WHAT YOU HAVE TO DO: Each line of the material must be repeated precisely, with the pictures left out.

(Data records)
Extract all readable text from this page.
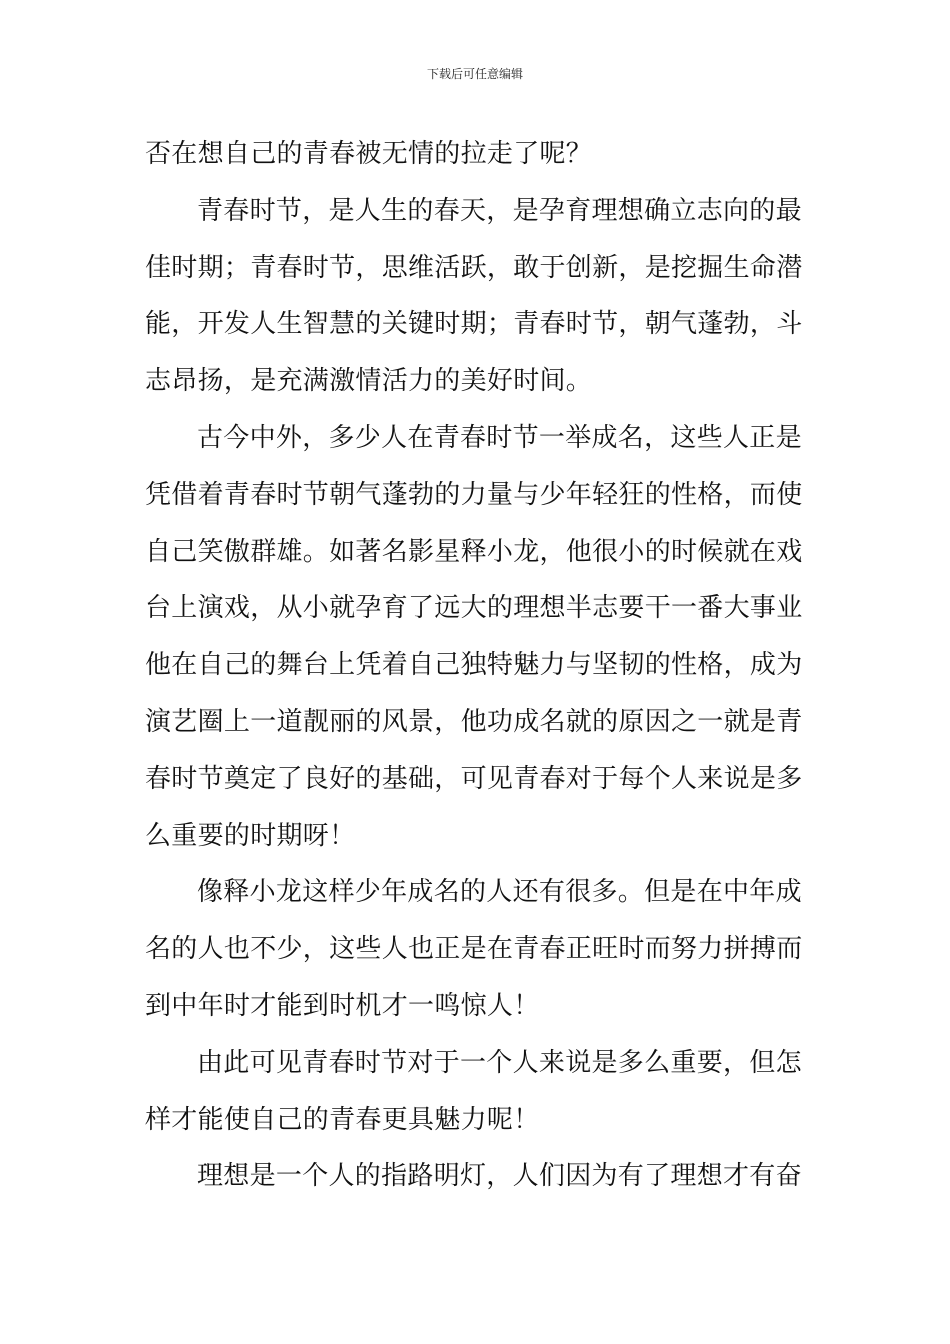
下载后可任意编辑
否在想自己的青春被无情的拉走了呢？
青春时节，是人生的春天，是孕育理想确立志向的最
佳时期；青春时节，思维活跃，敢于创新，是挖掘生命潜
能，开发人生智慧的关键时期；青春时节，朝气蓬勃，斗
志昂扬，是充满激情活力的美好时间。
古今中外，多少人在青春时节一举成名，这些人正是
凭借着青春时节朝气蓬勃的力量与少年轻狂的性格，而使
自己笑傲群雄。如著名影星释小龙，他很小的时候就在戏
台上演戏，从小就孕育了远大的理想半志要干一番大事业
他在自己的舞台上凭着自己独特魅力与坚韧的性格，成为
演艺圈上一道靓丽的风景，他功成名就的原因之一就是青
春时节奠定了良好的基础，可见青春对于每个人来说是多
么重要的时期呀！
像释小龙这样少年成名的人还有很多。但是在中年成
名的人也不少，这些人也正是在青春正旺时而努力拼搏而
到中年时才能到时机才一鸣惊人！
由此可见青春时节对于一个人来说是多么重要，但怎
样才能使自己的青春更具魅力呢！
理想是一个人的指路明灯，人们因为有了理想才有奋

EXERCISE ANSWER:
Extract all readable text from this page.
下载后可任意编辑
否在想自己的青春被无情的拉走了呢？
青春时节，是人生的春天，是孕育理想确立志向的最
佳时期；青春时节，思维活跃，敢于创新，是挖掘生命潜
能，开发人生智慧的关键时期；青春时节，朝气蓬勃，斗
志昂扬，是充满激情活力的美好时间。
古今中外，多少人在青春时节一举成名，这些人正是
凭借着青春时节朝气蓬勃的力量与少年轻狂的性格，而使
自己笑傲群雄。如著名影星释小龙，他很小的时候就在戏
台上演戏，从小就孕育了远大的理想半志要干一番大事业
他在自己的舞台上凭着自己独特魅力与坚韧的性格，成为
演艺圈上一道靓丽的风景，他功成名就的原因之一就是青
春时节奠定了良好的基础，可见青春对于每个人来说是多
么重要的时期呀！
像释小龙这样少年成名的人还有很多。但是在中年成
名的人也不少，这些人也正是在青春正旺时而努力拼搏而
到中年时才能到时机才一鸣惊人！
由此可见青春时节对于一个人来说是多么重要，但怎
样才能使自己的青春更具魅力呢！
理想是一个人的指路明灯，人们因为有了理想才有奋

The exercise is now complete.